Exercise details:
Rewrite the lines of the material as a JSON list of strings, one string per line with blank lines omitted, covering only the span from the line containing "x-tick-label: 2014 xyxy=(621,362,664,386)" to the line containing "value-label: 2 125 936 xyxy=(782,149,867,173)", both included.

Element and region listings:
—————

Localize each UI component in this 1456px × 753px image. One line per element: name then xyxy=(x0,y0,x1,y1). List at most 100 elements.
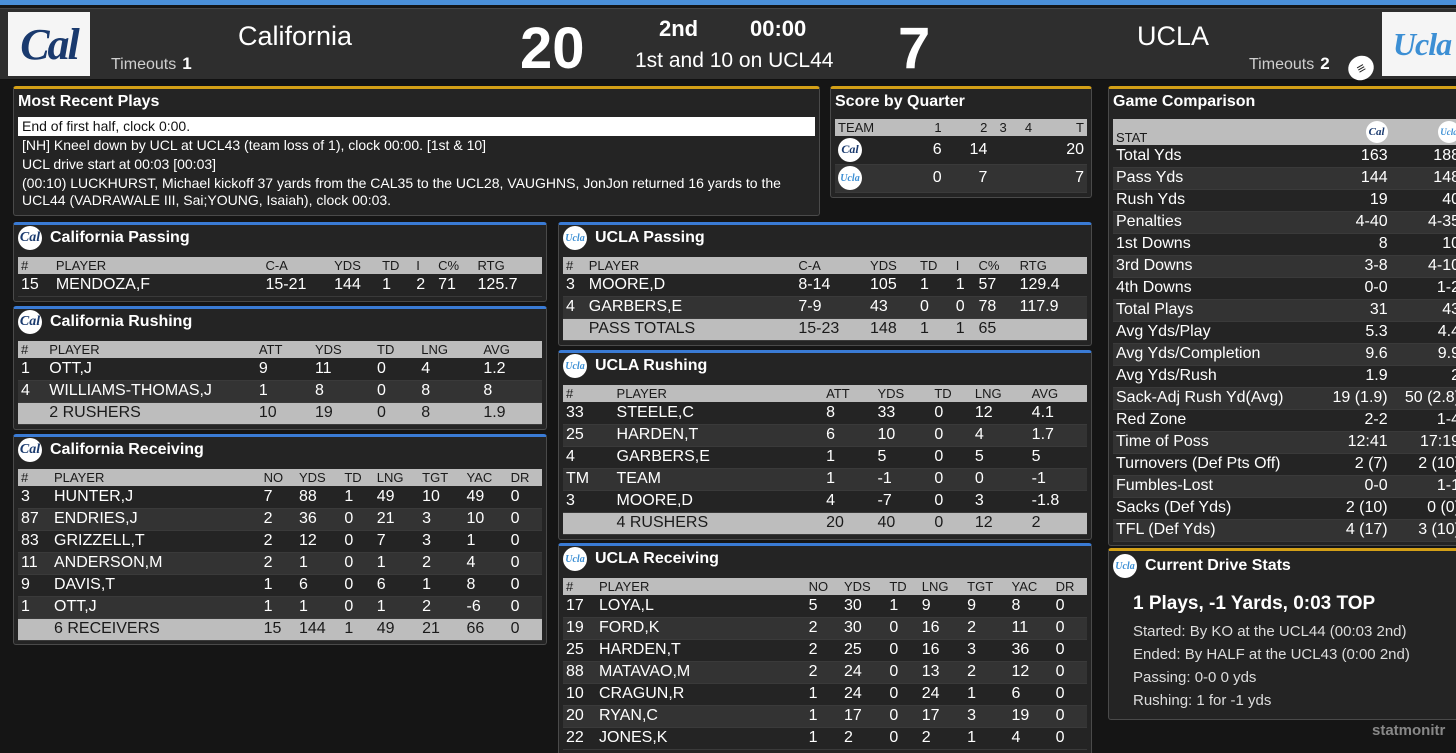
stat-cell: WILLIAMS-THOMAS,J xyxy=(46,380,256,403)
total-row[interactable]: PASS TOTALS 15-23 148 1 1 65 xyxy=(563,318,1087,341)
ucla-rushing-title: Ucla UCLA Rushing xyxy=(559,353,1091,379)
stat-cell: 0 xyxy=(507,596,542,619)
cal-rushing-title-text: California Rushing xyxy=(50,313,193,330)
col-header: TGT xyxy=(964,578,1009,595)
table-row[interactable]: 3 MOORE,D 8-14 105 1 1 57 129.4 xyxy=(563,274,1087,297)
col-header: # xyxy=(18,341,47,358)
table-row[interactable]: 4 WILLIAMS-THOMAS,J 1 8 0 8 8 xyxy=(18,380,542,403)
stat-cell: 71 xyxy=(435,274,475,297)
total-cell: 7 xyxy=(1041,164,1087,193)
stat-cell: 1.7 xyxy=(1028,424,1087,447)
drive-ended-value: By HALF at the UCL43 (0:00 2nd) xyxy=(1184,646,1410,663)
stat-cell: GRIZZELL,T xyxy=(51,530,261,553)
stat-cell: DAVIS,T xyxy=(51,574,261,597)
stat-cell: 0 xyxy=(886,683,919,706)
col-header: ATT xyxy=(823,385,875,402)
stat-cell: 0 xyxy=(507,508,542,531)
table-row[interactable]: 87 ENDRIES,J 2 36 0 21 3 10 0 xyxy=(18,508,542,531)
table-row[interactable]: 19 FORD,K 2 30 0 16 2 11 0 xyxy=(563,617,1087,640)
col-header: TD xyxy=(374,341,419,358)
play-item[interactable]: [NH] Kneel down by UCL at UCL43 (team lo… xyxy=(22,137,487,153)
stat-cell: 6 RECEIVERS xyxy=(51,618,261,641)
table-row[interactable]: 1 OTT,J 1 1 0 1 2 -6 0 xyxy=(18,596,542,619)
stat-label: Avg Yds/Play xyxy=(1113,321,1319,344)
stat-value: 0-0 xyxy=(1318,475,1391,498)
comparison-row: TFL (Def Yds) 4 (17) 3 (10) xyxy=(1113,519,1456,542)
stat-cell: 0 xyxy=(341,552,374,575)
stat-cell: 4 xyxy=(463,552,508,575)
comparison-row: Rush Yds1940 xyxy=(1113,189,1456,212)
col-header: YAC xyxy=(1008,578,1053,595)
table-row[interactable]: 22 JONES,K 1 2 0 2 1 4 0 xyxy=(563,727,1087,750)
top-accent-bar xyxy=(0,0,1456,5)
play-item[interactable]: End of first half, clock 0:00. xyxy=(18,117,815,136)
table-row[interactable]: 15 MENDOZA,F 15-21 144 1 2 71 125.7 xyxy=(18,274,542,297)
table-row[interactable]: 88 MATAVAO,M 2 24 0 13 2 12 0 xyxy=(563,661,1087,684)
cal-logo-icon: Cal xyxy=(1365,121,1388,143)
stat-value: 19 xyxy=(1318,189,1391,212)
stat-cell: 2 xyxy=(805,617,841,640)
drive-passing: Passing: 0-0 0 yds xyxy=(1109,667,1456,690)
table-row[interactable]: 4 GARBERS,E 7-9 43 0 0 78 117.9 xyxy=(563,296,1087,319)
ucla-passing-panel: Ucla UCLA Passing # PLAYER C-A YDS TD I C% RTG 3 M… xyxy=(558,222,1092,346)
table-row[interactable]: 25 HARDEN,T 6 10 0 4 1.7 xyxy=(563,424,1087,447)
stat-cell: 6 xyxy=(373,574,420,597)
table-row[interactable]: 20 RYAN,C 1 17 0 17 3 19 0 xyxy=(563,705,1087,728)
stat-cell: 0 xyxy=(374,402,419,425)
play-item[interactable]: (00:10) LUCKHURST, Michael kickoff 37 ya… xyxy=(22,175,781,208)
stat-cell: 1 xyxy=(255,380,312,403)
stat-cell: 49 xyxy=(373,618,420,641)
stat-cell: 0 xyxy=(507,618,542,641)
table-row[interactable]: 11 ANDERSON,M 2 1 0 1 2 4 0 xyxy=(18,552,542,575)
table-row[interactable]: 4 GARBERS,E 1 5 0 5 5 xyxy=(563,446,1087,469)
table-row[interactable]: 33 STEELE,C 8 33 0 12 4.1 xyxy=(563,402,1087,425)
table-row[interactable]: 9 DAVIS,T 1 6 0 6 1 8 0 xyxy=(18,574,542,597)
stat-cell: 0 xyxy=(886,639,919,662)
cal-passing-panel: Cal California Passing # PLAYER C-A YDS TD I C%… xyxy=(13,222,547,302)
total-row[interactable]: 4 RUSHERS 20 40 0 12 2 xyxy=(563,512,1087,535)
table-row[interactable]: 1 OTT,J 9 11 0 4 1.2 xyxy=(18,358,542,381)
table-row[interactable]: 3 MOORE,D 4 -7 0 3 -1.8 xyxy=(563,490,1087,513)
drive-rushing-label: Rushing: xyxy=(1133,692,1193,709)
col-header: PLAYER xyxy=(613,385,824,402)
table-row[interactable]: 25 HARDEN,T 2 25 0 16 3 36 0 xyxy=(563,639,1087,662)
stat-cell: 0 xyxy=(931,446,972,469)
cal-logo-icon: Cal xyxy=(838,137,862,162)
stat-cell: 36 xyxy=(295,508,342,531)
game-comparison-title: Game Comparison xyxy=(1113,93,1256,110)
cal-logo: Cal xyxy=(8,12,90,76)
total-row[interactable]: 2 RUSHERS 10 19 0 8 1.9 xyxy=(18,402,542,425)
col-header: C-A xyxy=(795,257,868,274)
ucla-logo-icon: Ucla xyxy=(563,226,587,250)
quarter-cell xyxy=(990,164,1016,193)
table-row[interactable]: TM TEAM 1 -1 0 0 -1 xyxy=(563,468,1087,491)
stat-cell: 36 xyxy=(1008,639,1053,662)
stat-cell: ANDERSON,M xyxy=(51,552,261,575)
stat-cell: 8-14 xyxy=(795,274,868,297)
col-header: 2 xyxy=(944,119,991,136)
col-header: YDS xyxy=(331,257,380,274)
col-header: C-A xyxy=(262,257,332,274)
comparison-row: Time of Poss 12:41 17:19 xyxy=(1113,431,1456,454)
stat-cell: 144 xyxy=(331,274,380,297)
col-header: C% xyxy=(975,257,1017,274)
table-row[interactable]: 10 CRAGUN,R 1 24 0 24 1 6 0 xyxy=(563,683,1087,706)
ucla-receiving-title: Ucla UCLA Receiving xyxy=(559,546,1091,572)
stat-cell: MOORE,D xyxy=(613,490,824,513)
play-item[interactable]: UCL drive start at 00:03 [00:03] xyxy=(22,156,217,172)
stat-cell: 12 xyxy=(971,512,1029,535)
ucla-logo: Ucla xyxy=(1382,12,1456,76)
stat-label: 4th Downs xyxy=(1113,277,1319,300)
stat-value: 163 xyxy=(1318,145,1391,168)
total-row[interactable]: 6 RECEIVERS 15 144 1 49 21 66 0 xyxy=(18,618,542,641)
stat-cell: 0 xyxy=(952,296,976,319)
stat-cell: 12 xyxy=(971,402,1029,425)
table-row[interactable]: 83 GRIZZELL,T 2 12 0 7 3 1 0 xyxy=(18,530,542,553)
table-row[interactable]: 3 HUNTER,J 7 88 1 49 10 49 0 xyxy=(18,486,542,509)
comparison-row: Pass Yds144148 xyxy=(1113,167,1456,190)
stat-cell: 0 xyxy=(886,661,919,684)
table-row[interactable]: 17 LOYA,L 5 30 1 9 9 8 0 xyxy=(563,595,1087,618)
stat-cell: 22 xyxy=(563,727,596,750)
away-timeouts-label: Timeouts xyxy=(1249,56,1315,73)
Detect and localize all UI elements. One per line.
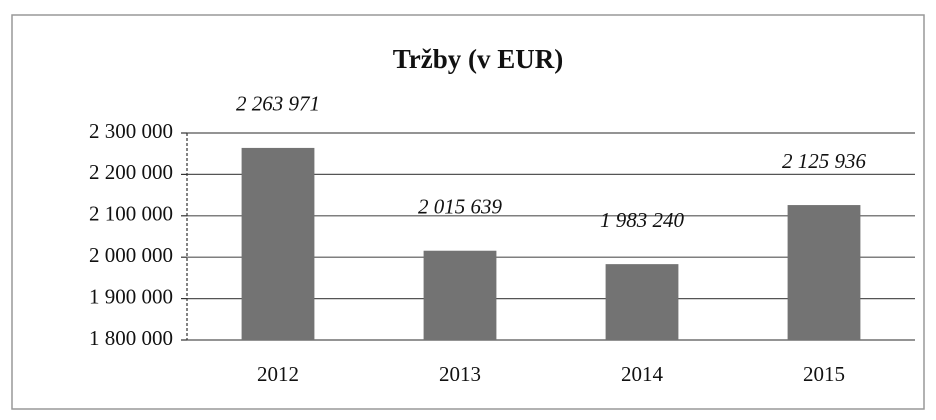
x-tick-label: 2014 xyxy=(621,362,664,386)
bar xyxy=(605,264,679,340)
bar xyxy=(241,147,315,340)
y-tick-label: 2 100 000 xyxy=(89,202,173,226)
chart-title: Tržby (v EUR) xyxy=(393,44,563,74)
y-tick-label: 2 200 000 xyxy=(89,160,173,184)
y-tick-label: 1 800 000 xyxy=(89,326,173,350)
x-tick-label: 2013 xyxy=(439,362,481,386)
y-tick-label: 1 900 000 xyxy=(89,284,173,308)
value-label: 2 125 936 xyxy=(782,149,867,173)
value-label: 2 015 639 xyxy=(418,195,503,219)
y-tick-label: 2 300 000 xyxy=(89,119,173,143)
value-label: 1 983 240 xyxy=(600,208,685,232)
x-tick-label: 2015 xyxy=(803,362,845,386)
value-label: 2 263 971 xyxy=(236,92,320,116)
bar xyxy=(423,250,497,340)
y-tick-label: 2 000 000 xyxy=(89,243,173,267)
chart-frame xyxy=(11,14,925,410)
x-tick-label: 2012 xyxy=(257,362,299,386)
bar xyxy=(787,205,861,340)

—————

Solution:
[
  "x-tick-label: 2014 xyxy=(621,362,664,386)",
  "bar xyxy=(605,264,679,340)",
  "bar xyxy=(241,147,315,340)",
  "y-tick-label: 2 100 000 xyxy=(89,202,173,226)",
  "chart-title: Tržby (v EUR) xyxy=(393,44,563,74)",
  "y-tick-label: 2 200 000 xyxy=(89,160,173,184)",
  "y-tick-label: 1 800 000 xyxy=(89,326,173,350)",
  "x-tick-label: 2013 xyxy=(439,362,481,386)",
  "y-tick-label: 1 900 000 xyxy=(89,284,173,308)",
  "value-label: 2 125 936 xyxy=(782,149,867,173)"
]